PASSAGE SHOWN.
==================================================

Fuhrer's first publication was in 1978: A Field Guide to the Common Genera of Gilled Fungi in Australia. He subsequently wrote many books on Australian fungi, including A Field Guide to Australian Fungi. Fuhrer worked for 25 years in the School of Biology at Monash University. At this time, he co-authored species including Rozites armeniacovelatus (now Cortinarius armeniacovelatus). For this work at Monash University, he received an Honorary Master of Science degree in 1988. Fuhrer was a Senior Technical Officer, Departments of Ecology and Evolutionary Biology, at Monash University for the years 1972 to 1996. Fuhrer has discovered several previously undescribed fungal species and described many liverworts. There are four species of fungi and two liverworts named after Fuhrer. The fungi are Calostoma fuhreri (desert prettymouth), Hygrocybe fuhreri, Hypoxylon fuhreri and Mycena fuhreri; the liverworts are Fossombronia fuhreri and Bazzania fuhreri.

==Death==
Fuhrer died on 31 March 2023, at the age of 92.

==Publications==
Books authored by Fuhrer, or in collaboration with others:
- 2010 A Field Guide to Australian Fungi (Revised edition) ISBN 9781876473518
- 2009 (With M Corrick) Wildflowers of southern Western Australia. 3rd Edition ISBN 9781877058844
- 2003 Field Guide to the Mosses and Allied Plants of Southern Australia, David Meagher and Bruce Fuhrer (Flora of Australia Supplementary Series No. 20) ISBN 9780642568281
- 2002 Wildflowers of Southern Western Australia, Margaret G. Corrick and Bruce A. Fuhrer ISBN 9781877058844
- 2001 Australian Fungi: A Field Companion ISBN 9781876473402
- 2001 Wildflowers of Victoria, Margaret G. Corrick and Bruce A. Fuhrer ISBN 9781876473143
- 1992 Rainforest Fungi of Tasmania and South-East Australia, Bruce A. Fuhrer and Richard Robinson ISBN 9780643052413
- 1988 Seaweeds of Australia, text edited by Iona G. Christianson, Margaret N. Clayton and Bruce M. Allender ISBN 9780589502935
- 1985 A Field Companion To Australian Fungi ISBN 0867880635
- 1984 A Field Guide to The Common Genera Of Gilled Fungi in Australia (Mushrooms and Toadstools) Martina Cole, Bruce A. Fuhrer and Albert Holland, Revised edition ISBN 9780909605117
- 1980 Flowers And Plants Of Victoria And Tasmania, Gordon R. Cochrane, Bruce A. Fuhrer, Edward R. Rotherham, John Simmons, Marion Simmons, James Hamlyn Willis, Revised edition ISBN 9780589502560

==Awards==
- 2011 Order of Australia Medal OAM
- 2009 Andrew Gibson Nature Medallion from the Australian Photographic Society Inc.
- 2005 Life member of Field Naturalists Club of Victoria (FNCV)
- 1995–1998 Honorary Associate, National Herbarium of Victoria, Royal Botanic Gardens Melbourne
- 1995 Honorary Research Associate, Departments of Ecology and Evolutionary Biology, Monash University
- 1989 Australian Natural History Medallion from the Field Naturalists Club of Victoria (FNCV)
- 1988 Honorary Master of Science degree, Monash University
- 1976 Life member of Ringwood Field Naturalists Club Inc.

==================================================

Write out the stretch from "- 1995–1998 Honorary" through "Naturalists Club Inc." in the passage on Fuhrer above, word for word.

RECORD EXCERPTS.
==================================================

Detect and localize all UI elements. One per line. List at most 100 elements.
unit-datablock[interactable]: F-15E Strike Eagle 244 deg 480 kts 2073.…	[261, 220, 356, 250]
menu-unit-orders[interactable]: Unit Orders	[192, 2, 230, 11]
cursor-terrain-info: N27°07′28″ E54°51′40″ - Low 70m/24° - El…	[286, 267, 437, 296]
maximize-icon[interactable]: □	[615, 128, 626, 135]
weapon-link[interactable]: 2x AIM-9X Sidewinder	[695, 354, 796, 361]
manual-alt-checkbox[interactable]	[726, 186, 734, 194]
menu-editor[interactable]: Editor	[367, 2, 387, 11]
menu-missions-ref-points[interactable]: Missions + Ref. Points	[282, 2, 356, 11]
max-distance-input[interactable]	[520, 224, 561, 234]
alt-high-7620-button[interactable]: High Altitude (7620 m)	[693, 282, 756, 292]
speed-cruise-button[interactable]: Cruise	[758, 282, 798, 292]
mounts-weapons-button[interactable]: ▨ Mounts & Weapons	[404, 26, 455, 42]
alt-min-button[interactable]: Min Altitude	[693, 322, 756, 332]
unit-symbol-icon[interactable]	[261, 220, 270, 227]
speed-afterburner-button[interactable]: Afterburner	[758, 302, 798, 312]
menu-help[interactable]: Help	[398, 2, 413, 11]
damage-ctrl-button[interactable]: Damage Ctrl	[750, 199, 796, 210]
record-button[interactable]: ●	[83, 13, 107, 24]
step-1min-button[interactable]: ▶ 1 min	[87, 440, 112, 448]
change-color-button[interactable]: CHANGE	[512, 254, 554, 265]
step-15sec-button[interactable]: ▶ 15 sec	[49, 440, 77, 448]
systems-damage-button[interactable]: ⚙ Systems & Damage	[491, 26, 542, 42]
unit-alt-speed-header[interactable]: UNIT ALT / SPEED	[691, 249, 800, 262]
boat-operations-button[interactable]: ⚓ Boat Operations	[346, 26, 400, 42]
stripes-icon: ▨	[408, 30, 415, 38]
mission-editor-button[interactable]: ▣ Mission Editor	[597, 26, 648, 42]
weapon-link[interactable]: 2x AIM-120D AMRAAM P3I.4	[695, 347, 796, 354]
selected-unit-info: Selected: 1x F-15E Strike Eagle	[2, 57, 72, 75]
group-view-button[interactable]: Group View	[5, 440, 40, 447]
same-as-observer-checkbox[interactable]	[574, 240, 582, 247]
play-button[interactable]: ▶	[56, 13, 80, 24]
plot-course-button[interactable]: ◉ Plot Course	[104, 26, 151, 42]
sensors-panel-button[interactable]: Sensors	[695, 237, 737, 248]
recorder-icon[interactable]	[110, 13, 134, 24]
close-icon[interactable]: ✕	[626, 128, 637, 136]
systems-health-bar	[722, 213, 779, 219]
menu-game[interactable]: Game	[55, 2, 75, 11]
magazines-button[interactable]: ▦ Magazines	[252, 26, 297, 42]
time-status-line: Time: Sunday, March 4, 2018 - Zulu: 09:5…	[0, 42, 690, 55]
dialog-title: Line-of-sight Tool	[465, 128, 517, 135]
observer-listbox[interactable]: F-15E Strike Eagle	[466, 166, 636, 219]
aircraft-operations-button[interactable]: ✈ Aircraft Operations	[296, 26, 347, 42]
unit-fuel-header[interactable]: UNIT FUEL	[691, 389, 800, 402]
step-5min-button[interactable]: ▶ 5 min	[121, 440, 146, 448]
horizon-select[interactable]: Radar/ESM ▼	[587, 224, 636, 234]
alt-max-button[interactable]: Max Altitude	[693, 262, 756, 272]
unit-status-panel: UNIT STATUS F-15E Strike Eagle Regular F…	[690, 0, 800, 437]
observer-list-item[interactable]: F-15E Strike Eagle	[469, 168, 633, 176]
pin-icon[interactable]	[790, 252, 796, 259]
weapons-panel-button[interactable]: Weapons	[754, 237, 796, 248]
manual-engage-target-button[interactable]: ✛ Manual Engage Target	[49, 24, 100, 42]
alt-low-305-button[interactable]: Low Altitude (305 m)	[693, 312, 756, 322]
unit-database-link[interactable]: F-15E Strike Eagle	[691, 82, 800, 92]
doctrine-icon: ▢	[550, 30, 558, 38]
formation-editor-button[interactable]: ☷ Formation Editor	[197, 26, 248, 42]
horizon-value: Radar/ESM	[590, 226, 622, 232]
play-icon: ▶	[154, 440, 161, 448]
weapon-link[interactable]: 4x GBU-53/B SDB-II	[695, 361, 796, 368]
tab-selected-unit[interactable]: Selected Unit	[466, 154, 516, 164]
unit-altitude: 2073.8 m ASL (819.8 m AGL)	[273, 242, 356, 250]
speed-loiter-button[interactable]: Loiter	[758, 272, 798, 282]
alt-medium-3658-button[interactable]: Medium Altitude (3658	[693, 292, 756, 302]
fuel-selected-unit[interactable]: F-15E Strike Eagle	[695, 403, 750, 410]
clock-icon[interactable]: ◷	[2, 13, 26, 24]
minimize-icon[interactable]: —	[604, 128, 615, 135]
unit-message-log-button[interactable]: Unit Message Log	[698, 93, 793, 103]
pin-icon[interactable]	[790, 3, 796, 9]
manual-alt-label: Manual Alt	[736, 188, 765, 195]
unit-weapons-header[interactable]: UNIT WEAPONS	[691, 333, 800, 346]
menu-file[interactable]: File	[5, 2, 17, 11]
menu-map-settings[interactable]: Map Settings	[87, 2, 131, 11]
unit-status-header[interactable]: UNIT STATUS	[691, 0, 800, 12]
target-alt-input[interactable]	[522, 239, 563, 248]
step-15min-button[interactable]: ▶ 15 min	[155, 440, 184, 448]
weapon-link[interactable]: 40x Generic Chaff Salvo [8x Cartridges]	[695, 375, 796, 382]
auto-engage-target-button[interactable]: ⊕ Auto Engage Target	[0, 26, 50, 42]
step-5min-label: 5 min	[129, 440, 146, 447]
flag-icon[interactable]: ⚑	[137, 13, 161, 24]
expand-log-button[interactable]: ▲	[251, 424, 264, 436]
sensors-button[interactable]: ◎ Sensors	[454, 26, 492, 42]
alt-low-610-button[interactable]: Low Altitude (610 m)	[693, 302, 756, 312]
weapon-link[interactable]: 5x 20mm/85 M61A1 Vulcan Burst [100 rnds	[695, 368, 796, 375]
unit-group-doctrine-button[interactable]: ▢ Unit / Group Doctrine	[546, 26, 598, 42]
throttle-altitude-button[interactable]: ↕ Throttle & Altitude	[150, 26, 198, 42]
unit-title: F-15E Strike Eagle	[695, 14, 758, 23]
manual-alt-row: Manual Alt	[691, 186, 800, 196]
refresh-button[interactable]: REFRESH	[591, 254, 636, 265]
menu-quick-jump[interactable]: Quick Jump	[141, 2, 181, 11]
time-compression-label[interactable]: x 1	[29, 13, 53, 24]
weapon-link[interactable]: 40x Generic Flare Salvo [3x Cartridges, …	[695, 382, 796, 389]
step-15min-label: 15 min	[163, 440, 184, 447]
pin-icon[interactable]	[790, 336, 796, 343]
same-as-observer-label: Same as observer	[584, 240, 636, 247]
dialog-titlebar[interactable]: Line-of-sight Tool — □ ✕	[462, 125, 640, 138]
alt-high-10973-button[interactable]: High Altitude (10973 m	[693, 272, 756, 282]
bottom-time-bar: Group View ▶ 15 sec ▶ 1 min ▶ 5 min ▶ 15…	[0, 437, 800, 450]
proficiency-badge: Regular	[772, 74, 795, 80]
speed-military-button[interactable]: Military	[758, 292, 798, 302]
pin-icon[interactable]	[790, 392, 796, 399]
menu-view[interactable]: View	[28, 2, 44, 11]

==================================================

REPLY TO THE EXERCISE.
- 1995–1998 Honorary Associate, National Herbarium of Victoria, Royal Botanic Gardens Melbourne
- 1995 Honorary Research Associate, Departments of Ecology and Evolutionary Biology, Monash University
- 1989 Australian Natural History Medallion from the Field Naturalists Club of Victoria (FNCV)
- 1988 Honorary Master of Science degree, Monash University
- 1976 Life member of Ringwood Field Naturalists Club Inc.